* HOW TO COMPLETE THIS TASK: Using the records that follow, copy every line containing the word "ylabel".

* STUDY MATERIAL:
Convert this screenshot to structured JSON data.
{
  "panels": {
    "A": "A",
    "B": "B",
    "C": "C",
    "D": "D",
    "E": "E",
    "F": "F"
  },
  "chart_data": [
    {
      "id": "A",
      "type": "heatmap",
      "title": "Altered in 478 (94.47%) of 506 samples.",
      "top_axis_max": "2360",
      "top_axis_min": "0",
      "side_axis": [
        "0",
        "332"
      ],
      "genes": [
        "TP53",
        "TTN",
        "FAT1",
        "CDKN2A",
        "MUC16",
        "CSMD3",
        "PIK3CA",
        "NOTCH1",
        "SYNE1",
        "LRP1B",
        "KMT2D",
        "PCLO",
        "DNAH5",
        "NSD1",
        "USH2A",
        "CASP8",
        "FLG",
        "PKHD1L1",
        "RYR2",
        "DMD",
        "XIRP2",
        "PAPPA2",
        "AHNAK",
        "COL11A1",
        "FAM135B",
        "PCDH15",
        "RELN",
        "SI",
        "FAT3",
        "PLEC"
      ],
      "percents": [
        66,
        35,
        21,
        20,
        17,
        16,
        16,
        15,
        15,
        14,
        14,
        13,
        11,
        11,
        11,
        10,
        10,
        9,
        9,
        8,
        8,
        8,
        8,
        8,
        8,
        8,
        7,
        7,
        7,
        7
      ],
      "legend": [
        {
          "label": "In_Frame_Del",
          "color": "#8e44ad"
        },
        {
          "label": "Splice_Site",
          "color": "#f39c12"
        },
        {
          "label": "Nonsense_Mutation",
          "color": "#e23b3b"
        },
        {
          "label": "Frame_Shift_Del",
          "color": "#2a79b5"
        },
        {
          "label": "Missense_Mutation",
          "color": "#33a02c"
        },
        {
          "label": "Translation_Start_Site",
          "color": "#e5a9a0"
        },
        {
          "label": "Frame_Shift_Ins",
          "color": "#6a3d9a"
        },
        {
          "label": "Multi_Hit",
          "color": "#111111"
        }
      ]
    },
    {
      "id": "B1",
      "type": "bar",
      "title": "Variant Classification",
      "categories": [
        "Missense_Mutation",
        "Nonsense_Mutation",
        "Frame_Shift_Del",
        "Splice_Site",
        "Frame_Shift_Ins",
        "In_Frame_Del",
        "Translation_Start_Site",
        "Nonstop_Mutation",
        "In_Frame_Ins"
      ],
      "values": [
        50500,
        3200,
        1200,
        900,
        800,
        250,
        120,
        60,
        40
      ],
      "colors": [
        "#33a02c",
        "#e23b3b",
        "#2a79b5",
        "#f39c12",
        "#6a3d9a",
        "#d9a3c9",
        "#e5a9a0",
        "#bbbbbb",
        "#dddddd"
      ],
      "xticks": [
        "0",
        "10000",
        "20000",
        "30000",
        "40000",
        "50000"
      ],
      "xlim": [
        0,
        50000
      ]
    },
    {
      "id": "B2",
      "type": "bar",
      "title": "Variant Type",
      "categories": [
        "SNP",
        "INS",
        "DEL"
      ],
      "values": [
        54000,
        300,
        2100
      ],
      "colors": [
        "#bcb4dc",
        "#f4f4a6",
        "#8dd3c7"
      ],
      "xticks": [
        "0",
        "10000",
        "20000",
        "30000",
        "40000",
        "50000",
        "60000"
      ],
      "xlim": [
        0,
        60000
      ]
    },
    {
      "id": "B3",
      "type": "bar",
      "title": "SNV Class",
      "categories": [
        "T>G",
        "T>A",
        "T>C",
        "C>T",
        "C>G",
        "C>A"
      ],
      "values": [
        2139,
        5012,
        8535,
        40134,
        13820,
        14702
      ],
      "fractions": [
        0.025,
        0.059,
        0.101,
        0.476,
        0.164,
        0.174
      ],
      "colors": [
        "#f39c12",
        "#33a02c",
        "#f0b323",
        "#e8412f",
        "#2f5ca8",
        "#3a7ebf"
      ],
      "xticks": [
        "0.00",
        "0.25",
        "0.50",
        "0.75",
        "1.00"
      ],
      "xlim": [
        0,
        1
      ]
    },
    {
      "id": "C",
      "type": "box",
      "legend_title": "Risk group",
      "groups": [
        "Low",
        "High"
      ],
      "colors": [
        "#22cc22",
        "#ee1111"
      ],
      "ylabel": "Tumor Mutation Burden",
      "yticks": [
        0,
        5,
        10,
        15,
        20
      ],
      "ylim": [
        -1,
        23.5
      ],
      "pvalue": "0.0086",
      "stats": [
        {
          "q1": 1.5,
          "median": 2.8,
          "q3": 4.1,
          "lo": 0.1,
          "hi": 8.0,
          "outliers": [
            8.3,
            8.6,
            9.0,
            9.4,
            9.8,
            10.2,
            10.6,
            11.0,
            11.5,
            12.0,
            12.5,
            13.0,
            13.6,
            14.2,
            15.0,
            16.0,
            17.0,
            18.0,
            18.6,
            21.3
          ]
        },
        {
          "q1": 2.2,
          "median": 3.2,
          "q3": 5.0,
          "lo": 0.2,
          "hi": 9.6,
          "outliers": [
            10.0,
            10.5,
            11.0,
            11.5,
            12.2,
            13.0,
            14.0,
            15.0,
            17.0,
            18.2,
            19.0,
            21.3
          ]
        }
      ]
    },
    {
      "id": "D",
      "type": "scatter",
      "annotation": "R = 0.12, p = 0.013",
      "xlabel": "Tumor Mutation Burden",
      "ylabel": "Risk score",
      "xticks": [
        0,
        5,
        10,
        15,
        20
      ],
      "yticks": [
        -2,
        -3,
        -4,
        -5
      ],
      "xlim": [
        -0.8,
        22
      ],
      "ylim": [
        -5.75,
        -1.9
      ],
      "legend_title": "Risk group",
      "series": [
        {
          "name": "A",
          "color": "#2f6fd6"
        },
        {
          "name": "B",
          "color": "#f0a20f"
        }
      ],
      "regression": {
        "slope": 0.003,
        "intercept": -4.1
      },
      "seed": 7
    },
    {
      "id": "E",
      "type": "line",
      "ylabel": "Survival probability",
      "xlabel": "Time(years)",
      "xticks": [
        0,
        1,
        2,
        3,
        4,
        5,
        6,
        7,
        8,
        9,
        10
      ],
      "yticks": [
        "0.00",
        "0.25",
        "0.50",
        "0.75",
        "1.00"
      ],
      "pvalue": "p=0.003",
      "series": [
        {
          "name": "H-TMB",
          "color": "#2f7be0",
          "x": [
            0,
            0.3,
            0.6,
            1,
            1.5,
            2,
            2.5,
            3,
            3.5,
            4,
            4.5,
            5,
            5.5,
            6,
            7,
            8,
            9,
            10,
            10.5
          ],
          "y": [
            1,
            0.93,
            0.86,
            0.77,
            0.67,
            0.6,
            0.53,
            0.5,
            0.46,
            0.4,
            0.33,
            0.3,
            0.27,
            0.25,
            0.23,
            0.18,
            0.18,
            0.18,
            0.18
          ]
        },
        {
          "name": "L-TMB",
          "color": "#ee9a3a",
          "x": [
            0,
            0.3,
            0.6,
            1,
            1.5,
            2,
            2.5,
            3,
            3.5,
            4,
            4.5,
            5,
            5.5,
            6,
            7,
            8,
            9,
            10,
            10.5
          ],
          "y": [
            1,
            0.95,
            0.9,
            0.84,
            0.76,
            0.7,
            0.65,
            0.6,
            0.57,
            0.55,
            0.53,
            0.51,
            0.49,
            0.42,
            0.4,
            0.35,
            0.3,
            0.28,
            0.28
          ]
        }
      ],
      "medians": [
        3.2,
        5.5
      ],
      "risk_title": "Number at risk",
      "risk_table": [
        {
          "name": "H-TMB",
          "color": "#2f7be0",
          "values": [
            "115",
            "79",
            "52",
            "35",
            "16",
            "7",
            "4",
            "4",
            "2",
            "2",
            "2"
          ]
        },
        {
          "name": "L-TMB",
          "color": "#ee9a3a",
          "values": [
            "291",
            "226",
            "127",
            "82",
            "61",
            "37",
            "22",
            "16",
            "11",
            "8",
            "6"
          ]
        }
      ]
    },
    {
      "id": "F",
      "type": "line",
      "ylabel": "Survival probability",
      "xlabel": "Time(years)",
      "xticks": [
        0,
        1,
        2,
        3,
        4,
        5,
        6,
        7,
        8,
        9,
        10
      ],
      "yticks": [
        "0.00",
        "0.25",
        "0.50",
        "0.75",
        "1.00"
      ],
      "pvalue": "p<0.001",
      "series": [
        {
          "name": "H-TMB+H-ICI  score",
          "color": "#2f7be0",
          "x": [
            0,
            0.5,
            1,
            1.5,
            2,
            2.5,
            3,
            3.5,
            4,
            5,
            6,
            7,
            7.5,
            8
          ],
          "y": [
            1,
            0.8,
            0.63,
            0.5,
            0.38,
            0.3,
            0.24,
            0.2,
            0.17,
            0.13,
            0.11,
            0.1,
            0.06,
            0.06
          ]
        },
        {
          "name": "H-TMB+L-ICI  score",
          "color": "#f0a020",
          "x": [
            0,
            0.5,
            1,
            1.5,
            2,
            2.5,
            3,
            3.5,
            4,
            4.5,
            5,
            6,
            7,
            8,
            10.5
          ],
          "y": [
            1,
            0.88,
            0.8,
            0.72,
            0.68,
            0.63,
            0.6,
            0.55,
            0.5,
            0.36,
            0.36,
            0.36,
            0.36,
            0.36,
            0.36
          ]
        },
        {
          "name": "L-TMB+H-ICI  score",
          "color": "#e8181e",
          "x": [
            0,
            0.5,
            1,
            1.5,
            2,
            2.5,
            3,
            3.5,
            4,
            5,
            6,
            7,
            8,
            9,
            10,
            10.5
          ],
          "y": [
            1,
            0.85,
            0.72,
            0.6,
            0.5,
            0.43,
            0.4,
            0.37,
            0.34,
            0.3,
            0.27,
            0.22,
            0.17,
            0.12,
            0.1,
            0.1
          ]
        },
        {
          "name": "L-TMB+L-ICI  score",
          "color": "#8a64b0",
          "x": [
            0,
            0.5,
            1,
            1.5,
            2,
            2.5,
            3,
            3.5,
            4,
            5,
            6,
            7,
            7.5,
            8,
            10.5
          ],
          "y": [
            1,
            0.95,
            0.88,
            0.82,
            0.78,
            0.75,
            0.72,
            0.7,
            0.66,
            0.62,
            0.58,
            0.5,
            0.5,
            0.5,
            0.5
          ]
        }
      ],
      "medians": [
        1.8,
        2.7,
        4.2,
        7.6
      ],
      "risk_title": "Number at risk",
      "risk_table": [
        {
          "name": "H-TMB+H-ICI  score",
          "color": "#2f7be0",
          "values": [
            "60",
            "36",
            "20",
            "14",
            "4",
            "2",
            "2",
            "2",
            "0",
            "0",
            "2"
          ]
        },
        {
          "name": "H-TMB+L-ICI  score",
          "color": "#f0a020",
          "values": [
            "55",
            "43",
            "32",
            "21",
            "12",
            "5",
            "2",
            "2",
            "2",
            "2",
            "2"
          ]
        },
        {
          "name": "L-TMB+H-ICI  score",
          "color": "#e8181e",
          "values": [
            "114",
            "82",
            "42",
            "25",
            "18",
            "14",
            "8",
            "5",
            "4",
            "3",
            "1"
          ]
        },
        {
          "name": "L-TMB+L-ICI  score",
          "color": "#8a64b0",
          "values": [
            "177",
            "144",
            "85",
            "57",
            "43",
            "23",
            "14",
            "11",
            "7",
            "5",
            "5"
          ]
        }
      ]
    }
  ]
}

* TASK OUTPUT:
      "ylabel": "Tumor Mutation Burden",
      "ylabel": "Risk score",
      "ylabel": "Survival probability",
      "ylabel": "Survival probability",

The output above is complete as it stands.